----- ITEMS -----

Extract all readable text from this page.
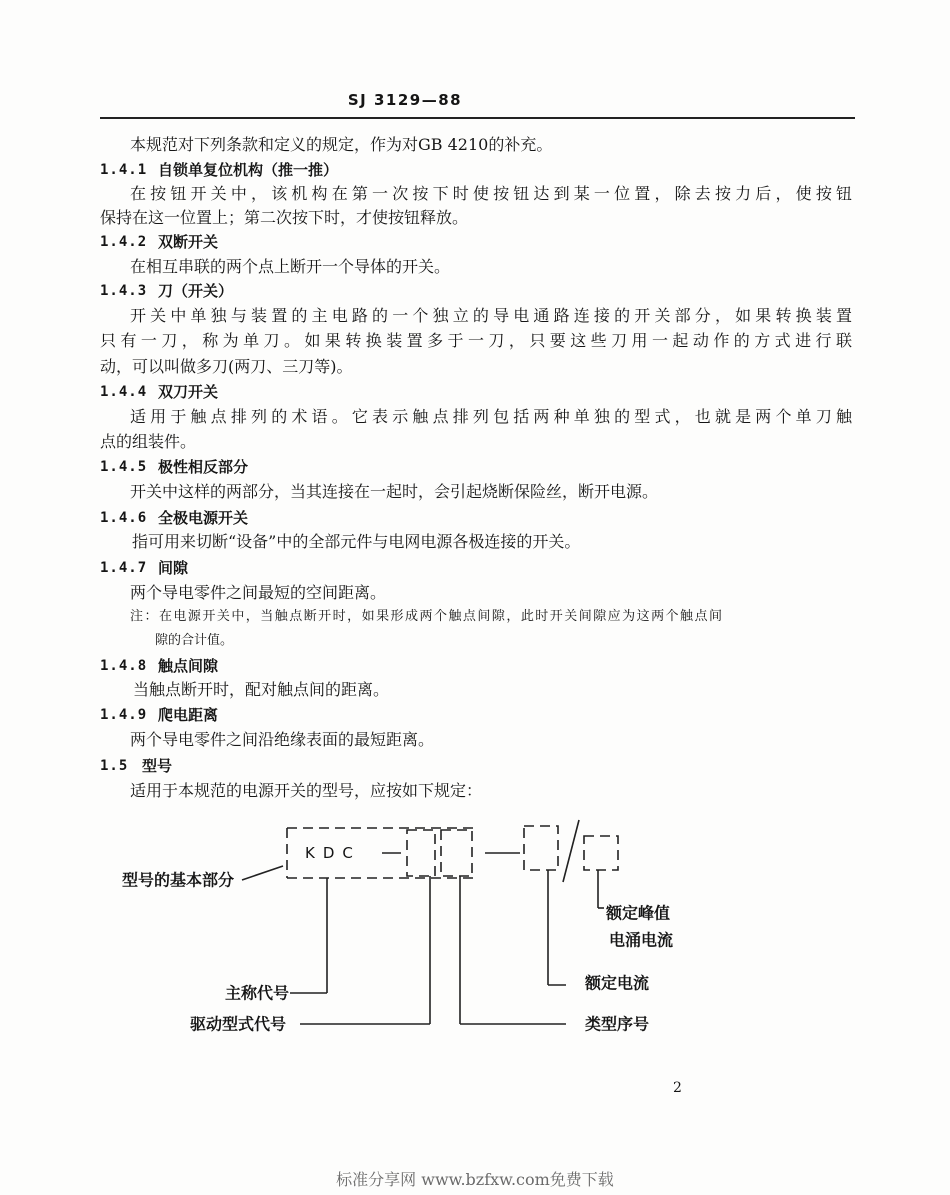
SJ 3129—88
本规范对下列条款和定义的规定，作为对GB 4210的补充。
1.4.1 自锁单复位机构（推一推）
在按钮开关中，该机构在第一次按下时使按钮达到某一位置，除去按力后，使按钮
保持在这一位置上；第二次按下时，才使按钮释放。
1.4.2 双断开关
在相互串联的两个点上断开一个导体的开关。
1.4.3 刀（开关）
开关中单独与装置的主电路的一个独立的导电通路连接的开关部分，如果转换装置
只有一刀，称为单刀。如果转换装置多于一刀，只要这些刀用一起动作的方式进行联
动，可以叫做多刀(两刀、三刀等)。
1.4.4 双刀开关
适用于触点排列的术语。它表示触点排列包括两种单独的型式，也就是两个单刀触
点的组装件。
1.4.5 极性相反部分
开关中这样的两部分，当其连接在一起时，会引起烧断保险丝，断开电源。
1.4.6 全极电源开关
指可用来切断“设备”中的全部元件与电网电源各极连接的开关。
1.4.7 间隙
两个导电零件之间最短的空间距离。
注：在电源开关中，当触点断开时，如果形成两个触点间隙，此时开关间隙应为这两个触点间
隙的合计值。
1.4.8 触点间隙
当触点断开时，配对触点间的距离。
1.4.9 爬电距离
两个导电零件之间沿绝缘表面的最短距离。
1.5 型号
适用于本规范的电源开关的型号，应按如下规定：
KDC
型号的基本部分
主称代号
驱动型式代号	类型序号
额定电流
额定峰值
电涌电流
2
标准分享网 www.bzfxw.com免费下载
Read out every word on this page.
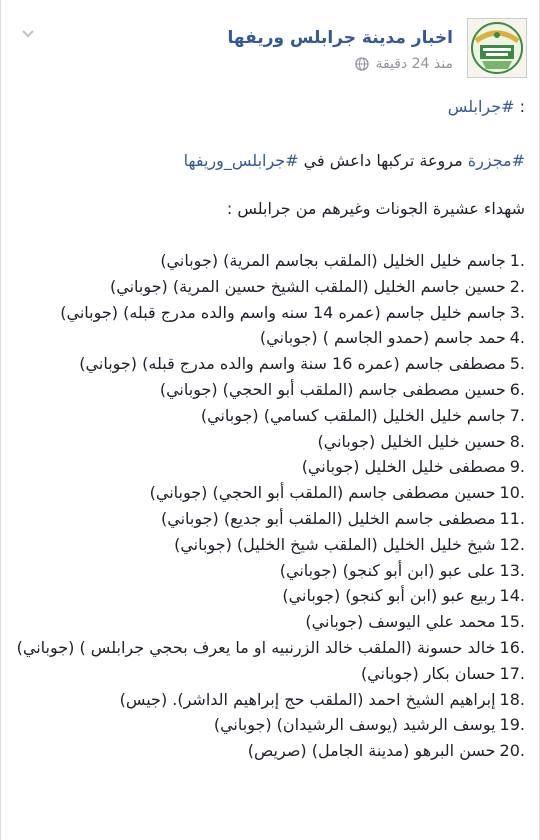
اخبار مدينة جرابلس وريفها
منذ 24 دقيقة
: #جرابلس
#مجزرة مروعة تركبها داعش في #جرابلس_وريفها
شهداء عشيرة الجونات وغيرهم من جرابلس :
1.
جاسم خليل الخليل (الملقب بجاسم المرية) (جوباني)
2.
حسين جاسم الخليل (الملقب الشيخ حسين المرية) (جوباني)
3.
جاسم خليل جاسم (عمره 14 سنه واسم والده مدرج قبله) (جوباني)
4.
حمد جاسم (حمدو الجاسم ) (جوباني)
5.
مصطفى جاسم (عمره 16 سنة واسم والده مدرج قبله) (جوباني)
6.
حسين مصطفى جاسم (الملقب أبو الحجي) (جوباني)
7.
جاسم خليل الخليل (الملقب كسامي) (جوباني)
8.
حسين خليل الخليل (جوباني)
9.
مصطفى خليل الخليل (جوباني)
10.
حسين مصطفى جاسم (الملقب أبو الحجي) (جوباني)
11.
مصطفى جاسم الخليل (الملقب أبو جديع) (جوباني)
12.
شيخ خليل الخليل (الملقب شيخ الخليل) (جوباني)
13.
على عبو (ابن أبو كنجو) (جوباني)
14.
ربيع عبو (ابن أبو كنجو) (جوباني)
15.
محمد علي اليوسف (جوباني)
16.
خالد حسونة (الملقب خالد الزرنبيه او ما يعرف بحجي جرابلس ) (جوباني)
17.
حسان بكار (جوباني)
18.
إبراهيم الشيخ احمد (الملقب حج إبراهيم الداشر). (جيس)
19.
يوسف الرشيد (يوسف الرشيدان) (جوباني)
20.
حسن البرهو (مدينة الجامل) (صريص)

-----

§ **PROBLEM REQUIREMENTS**
Every line that holds the word "واسم" should be extracted.

§ **SOLUTION BELOW**
جاسم خليل جاسم (عمره 14 سنه واسم والده مدرج قبله) (جوباني)
مصطفى جاسم (عمره 16 سنة واسم والده مدرج قبله) (جوباني)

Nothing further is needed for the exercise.